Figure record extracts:
--

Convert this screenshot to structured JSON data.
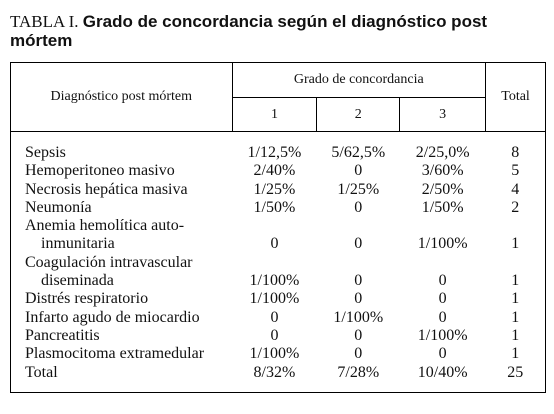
{
  "title": {
    "label": "TABLA I.",
    "text": "Grado de concordancia según el diagnóstico post mórtem"
  },
  "table": {
    "header": {
      "diagnosis": "Diagnóstico post mórtem",
      "grade": "Grado de concordancia",
      "grades": [
        "1",
        "2",
        "3"
      ],
      "total": "Total"
    },
    "rows": [
      {
        "label": [
          "Sepsis"
        ],
        "values": [
          "1/12,5%",
          "5/62,5%",
          "2/25,0%",
          "8"
        ]
      },
      {
        "label": [
          "Hemoperitoneo masivo"
        ],
        "values": [
          "2/40%",
          "0",
          "3/60%",
          "5"
        ]
      },
      {
        "label": [
          "Necrosis hepática masiva"
        ],
        "values": [
          "1/25%",
          "1/25%",
          "2/50%",
          "4"
        ]
      },
      {
        "label": [
          "Neumonía"
        ],
        "values": [
          "1/50%",
          "0",
          "1/50%",
          "2"
        ]
      },
      {
        "label": [
          "Anemia hemolítica auto-",
          "inmunitaria"
        ],
        "values": [
          "0",
          "0",
          "1/100%",
          "1"
        ]
      },
      {
        "label": [
          "Coagulación intravascular",
          "diseminada"
        ],
        "values": [
          "1/100%",
          "0",
          "0",
          "1"
        ]
      },
      {
        "label": [
          "Distrés respiratorio"
        ],
        "values": [
          "1/100%",
          "0",
          "0",
          "1"
        ]
      },
      {
        "label": [
          "Infarto agudo de miocardio"
        ],
        "values": [
          "0",
          "1/100%",
          "0",
          "1"
        ]
      },
      {
        "label": [
          "Pancreatitis"
        ],
        "values": [
          "0",
          "0",
          "1/100%",
          "1"
        ]
      },
      {
        "label": [
          "Plasmocitoma extramedular"
        ],
        "values": [
          "1/100%",
          "0",
          "0",
          "1"
        ]
      },
      {
        "label": [
          "Total"
        ],
        "values": [
          "8/32%",
          "7/28%",
          "10/40%",
          "25"
        ]
      }
    ]
  }
}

--

*Brief*: State only the count of lines above that hold the string "concordancia".

*Reply to the exercise*: 2